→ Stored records
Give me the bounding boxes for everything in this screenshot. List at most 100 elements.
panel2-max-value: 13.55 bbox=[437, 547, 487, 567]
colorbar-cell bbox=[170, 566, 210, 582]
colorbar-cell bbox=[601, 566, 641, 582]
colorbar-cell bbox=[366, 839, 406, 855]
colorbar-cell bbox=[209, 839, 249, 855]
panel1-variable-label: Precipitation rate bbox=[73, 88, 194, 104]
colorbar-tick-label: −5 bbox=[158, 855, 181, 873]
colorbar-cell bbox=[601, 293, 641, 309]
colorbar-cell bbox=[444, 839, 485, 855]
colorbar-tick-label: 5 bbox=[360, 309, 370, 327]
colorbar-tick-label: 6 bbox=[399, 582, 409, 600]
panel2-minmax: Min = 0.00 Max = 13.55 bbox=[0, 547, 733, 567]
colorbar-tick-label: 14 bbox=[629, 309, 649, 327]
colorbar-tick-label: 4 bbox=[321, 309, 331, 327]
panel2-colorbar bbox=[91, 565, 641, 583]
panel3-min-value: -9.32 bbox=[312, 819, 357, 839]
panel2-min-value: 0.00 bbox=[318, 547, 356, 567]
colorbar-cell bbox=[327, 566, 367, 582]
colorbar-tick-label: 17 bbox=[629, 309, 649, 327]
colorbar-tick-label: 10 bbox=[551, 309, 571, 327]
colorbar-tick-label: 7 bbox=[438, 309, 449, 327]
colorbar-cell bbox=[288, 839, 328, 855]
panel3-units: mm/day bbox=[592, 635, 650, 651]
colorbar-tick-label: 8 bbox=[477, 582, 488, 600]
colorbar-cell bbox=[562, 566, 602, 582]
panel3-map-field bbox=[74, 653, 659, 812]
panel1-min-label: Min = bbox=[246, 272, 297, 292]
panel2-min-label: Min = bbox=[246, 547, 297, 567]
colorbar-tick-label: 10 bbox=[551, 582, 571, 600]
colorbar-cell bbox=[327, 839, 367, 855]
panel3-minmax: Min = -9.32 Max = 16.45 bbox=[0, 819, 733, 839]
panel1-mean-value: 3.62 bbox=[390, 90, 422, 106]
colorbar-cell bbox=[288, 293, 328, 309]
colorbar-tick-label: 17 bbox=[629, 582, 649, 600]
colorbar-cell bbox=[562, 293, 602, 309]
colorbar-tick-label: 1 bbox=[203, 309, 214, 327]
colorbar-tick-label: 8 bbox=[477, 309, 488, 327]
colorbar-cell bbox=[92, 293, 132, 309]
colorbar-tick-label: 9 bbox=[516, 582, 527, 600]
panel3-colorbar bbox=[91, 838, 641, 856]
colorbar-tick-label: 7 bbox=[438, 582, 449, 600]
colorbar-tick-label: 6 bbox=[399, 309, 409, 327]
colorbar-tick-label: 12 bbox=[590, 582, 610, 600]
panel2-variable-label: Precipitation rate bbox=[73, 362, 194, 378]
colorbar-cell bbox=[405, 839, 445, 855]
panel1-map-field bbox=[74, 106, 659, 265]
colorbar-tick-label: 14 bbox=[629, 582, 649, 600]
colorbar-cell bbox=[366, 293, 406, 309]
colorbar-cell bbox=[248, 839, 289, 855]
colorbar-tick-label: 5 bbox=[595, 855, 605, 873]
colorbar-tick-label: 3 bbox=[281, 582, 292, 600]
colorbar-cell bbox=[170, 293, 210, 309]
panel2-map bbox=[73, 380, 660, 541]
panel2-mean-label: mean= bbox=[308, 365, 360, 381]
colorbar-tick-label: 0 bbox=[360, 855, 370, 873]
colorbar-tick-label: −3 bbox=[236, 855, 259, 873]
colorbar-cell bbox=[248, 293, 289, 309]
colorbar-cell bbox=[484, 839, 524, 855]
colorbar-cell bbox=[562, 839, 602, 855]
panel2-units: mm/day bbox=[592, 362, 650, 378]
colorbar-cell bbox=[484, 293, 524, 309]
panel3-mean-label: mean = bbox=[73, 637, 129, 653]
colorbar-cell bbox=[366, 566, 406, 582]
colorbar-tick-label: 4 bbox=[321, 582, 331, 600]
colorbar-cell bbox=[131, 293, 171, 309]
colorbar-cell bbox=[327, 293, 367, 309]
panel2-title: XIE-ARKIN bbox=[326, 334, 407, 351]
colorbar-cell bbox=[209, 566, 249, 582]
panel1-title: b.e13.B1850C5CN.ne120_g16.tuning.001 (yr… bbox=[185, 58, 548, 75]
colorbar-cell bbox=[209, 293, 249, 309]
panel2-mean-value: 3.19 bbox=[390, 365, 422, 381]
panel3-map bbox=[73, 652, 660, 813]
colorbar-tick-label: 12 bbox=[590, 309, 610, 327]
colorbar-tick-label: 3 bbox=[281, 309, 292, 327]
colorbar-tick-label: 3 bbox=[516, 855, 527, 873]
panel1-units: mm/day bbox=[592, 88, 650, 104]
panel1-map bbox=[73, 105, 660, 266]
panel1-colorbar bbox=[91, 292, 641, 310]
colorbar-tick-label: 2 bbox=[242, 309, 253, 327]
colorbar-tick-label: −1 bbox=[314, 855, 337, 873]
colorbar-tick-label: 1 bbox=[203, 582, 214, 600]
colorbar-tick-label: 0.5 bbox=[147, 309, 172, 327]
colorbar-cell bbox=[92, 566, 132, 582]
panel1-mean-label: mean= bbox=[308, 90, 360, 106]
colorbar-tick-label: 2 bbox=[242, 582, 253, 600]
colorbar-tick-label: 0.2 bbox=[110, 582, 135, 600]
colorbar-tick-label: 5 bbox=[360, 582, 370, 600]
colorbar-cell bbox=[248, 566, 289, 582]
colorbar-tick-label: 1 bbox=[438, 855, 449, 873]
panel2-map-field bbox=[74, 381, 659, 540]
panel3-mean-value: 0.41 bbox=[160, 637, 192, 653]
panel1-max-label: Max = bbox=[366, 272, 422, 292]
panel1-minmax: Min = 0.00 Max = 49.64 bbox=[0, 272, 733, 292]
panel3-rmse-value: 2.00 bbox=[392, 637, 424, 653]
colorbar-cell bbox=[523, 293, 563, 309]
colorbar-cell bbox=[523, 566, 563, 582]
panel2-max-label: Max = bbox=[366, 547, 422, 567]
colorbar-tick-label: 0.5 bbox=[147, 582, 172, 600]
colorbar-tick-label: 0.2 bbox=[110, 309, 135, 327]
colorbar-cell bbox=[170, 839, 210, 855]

→ Problem to work on
Rewrite the data above, swapping every occurrence of "Precipitation rate" for "Rainfall rate" and leaving everything else unchanged.

→ Problem solution
Give me the bounding boxes for everything in this screenshot. List at most 100 elements.
panel2-max-value: 13.55 bbox=[437, 547, 487, 567]
colorbar-cell bbox=[170, 566, 210, 582]
colorbar-cell bbox=[601, 566, 641, 582]
colorbar-cell bbox=[366, 839, 406, 855]
colorbar-cell bbox=[209, 839, 249, 855]
panel1-variable-label: Rainfall rate bbox=[73, 88, 194, 104]
colorbar-tick-label: −5 bbox=[158, 855, 181, 873]
colorbar-cell bbox=[601, 293, 641, 309]
colorbar-cell bbox=[444, 839, 485, 855]
colorbar-tick-label: 5 bbox=[360, 309, 370, 327]
colorbar-tick-label: 6 bbox=[399, 582, 409, 600]
panel2-minmax: Min = 0.00 Max = 13.55 bbox=[0, 547, 733, 567]
colorbar-tick-label: 14 bbox=[629, 309, 649, 327]
colorbar-tick-label: 4 bbox=[321, 309, 331, 327]
panel2-colorbar bbox=[91, 565, 641, 583]
panel3-min-value: -9.32 bbox=[312, 819, 357, 839]
panel2-min-value: 0.00 bbox=[318, 547, 356, 567]
colorbar-cell bbox=[327, 566, 367, 582]
colorbar-tick-label: 17 bbox=[629, 309, 649, 327]
colorbar-tick-label: 10 bbox=[551, 309, 571, 327]
colorbar-tick-label: 7 bbox=[438, 309, 449, 327]
colorbar-cell bbox=[288, 839, 328, 855]
panel3-units: mm/day bbox=[592, 635, 650, 651]
colorbar-tick-label: 8 bbox=[477, 582, 488, 600]
colorbar-cell bbox=[562, 566, 602, 582]
panel3-map-field bbox=[74, 653, 659, 812]
panel1-min-label: Min = bbox=[246, 272, 297, 292]
panel2-min-label: Min = bbox=[246, 547, 297, 567]
colorbar-tick-label: 10 bbox=[551, 582, 571, 600]
colorbar-cell bbox=[327, 839, 367, 855]
panel3-minmax: Min = -9.32 Max = 16.45 bbox=[0, 819, 733, 839]
panel1-mean-value: 3.62 bbox=[390, 90, 422, 106]
colorbar-cell bbox=[288, 293, 328, 309]
colorbar-tick-label: 17 bbox=[629, 582, 649, 600]
colorbar-cell bbox=[562, 293, 602, 309]
colorbar-tick-label: 1 bbox=[203, 309, 214, 327]
colorbar-tick-label: 8 bbox=[477, 309, 488, 327]
colorbar-cell bbox=[92, 293, 132, 309]
colorbar-tick-label: 9 bbox=[516, 582, 527, 600]
panel3-colorbar bbox=[91, 838, 641, 856]
colorbar-tick-label: 7 bbox=[438, 582, 449, 600]
colorbar-tick-label: 6 bbox=[399, 309, 409, 327]
colorbar-tick-label: 12 bbox=[590, 582, 610, 600]
panel2-variable-label: Rainfall rate bbox=[73, 362, 194, 378]
colorbar-cell bbox=[405, 839, 445, 855]
panel1-map-field bbox=[74, 106, 659, 265]
colorbar-tick-label: 14 bbox=[629, 582, 649, 600]
colorbar-cell bbox=[366, 293, 406, 309]
colorbar-cell bbox=[248, 839, 289, 855]
colorbar-tick-label: 5 bbox=[595, 855, 605, 873]
colorbar-tick-label: 3 bbox=[281, 582, 292, 600]
colorbar-cell bbox=[170, 293, 210, 309]
panel2-map bbox=[73, 380, 660, 541]
panel2-mean-label: mean= bbox=[308, 365, 360, 381]
colorbar-tick-label: 0 bbox=[360, 855, 370, 873]
colorbar-tick-label: −3 bbox=[236, 855, 259, 873]
colorbar-cell bbox=[248, 293, 289, 309]
colorbar-cell bbox=[484, 839, 524, 855]
colorbar-cell bbox=[562, 839, 602, 855]
panel2-units: mm/day bbox=[592, 362, 650, 378]
colorbar-cell bbox=[484, 293, 524, 309]
panel3-mean-label: mean = bbox=[73, 637, 129, 653]
colorbar-cell bbox=[366, 566, 406, 582]
colorbar-tick-label: 4 bbox=[321, 582, 331, 600]
colorbar-cell bbox=[131, 293, 171, 309]
colorbar-cell bbox=[327, 293, 367, 309]
panel2-title: XIE-ARKIN bbox=[326, 334, 407, 351]
colorbar-cell bbox=[209, 566, 249, 582]
panel1-title: b.e13.B1850C5CN.ne120_g16.tuning.001 (yr… bbox=[185, 58, 548, 75]
colorbar-cell bbox=[209, 293, 249, 309]
panel2-mean-value: 3.19 bbox=[390, 365, 422, 381]
panel3-map bbox=[73, 652, 660, 813]
colorbar-tick-label: 12 bbox=[590, 309, 610, 327]
colorbar-tick-label: 3 bbox=[281, 309, 292, 327]
colorbar-tick-label: 3 bbox=[516, 855, 527, 873]
panel1-units: mm/day bbox=[592, 88, 650, 104]
panel1-map bbox=[73, 105, 660, 266]
panel1-colorbar bbox=[91, 292, 641, 310]
colorbar-tick-label: 2 bbox=[242, 309, 253, 327]
colorbar-tick-label: −1 bbox=[314, 855, 337, 873]
colorbar-tick-label: 1 bbox=[203, 582, 214, 600]
colorbar-tick-label: 0.5 bbox=[147, 309, 172, 327]
colorbar-cell bbox=[92, 566, 132, 582]
panel1-mean-label: mean= bbox=[308, 90, 360, 106]
colorbar-tick-label: 2 bbox=[242, 582, 253, 600]
colorbar-tick-label: 0.2 bbox=[110, 582, 135, 600]
colorbar-tick-label: 5 bbox=[360, 582, 370, 600]
colorbar-cell bbox=[248, 566, 289, 582]
colorbar-tick-label: 1 bbox=[438, 855, 449, 873]
panel2-map-field bbox=[74, 381, 659, 540]
panel3-mean-value: 0.41 bbox=[160, 637, 192, 653]
panel1-max-label: Max = bbox=[366, 272, 422, 292]
panel1-minmax: Min = 0.00 Max = 49.64 bbox=[0, 272, 733, 292]
panel3-rmse-value: 2.00 bbox=[392, 637, 424, 653]
colorbar-cell bbox=[523, 293, 563, 309]
colorbar-cell bbox=[523, 566, 563, 582]
panel2-max-label: Max = bbox=[366, 547, 422, 567]
colorbar-tick-label: 0.5 bbox=[147, 582, 172, 600]
colorbar-tick-label: 0.2 bbox=[110, 309, 135, 327]
colorbar-cell bbox=[170, 839, 210, 855]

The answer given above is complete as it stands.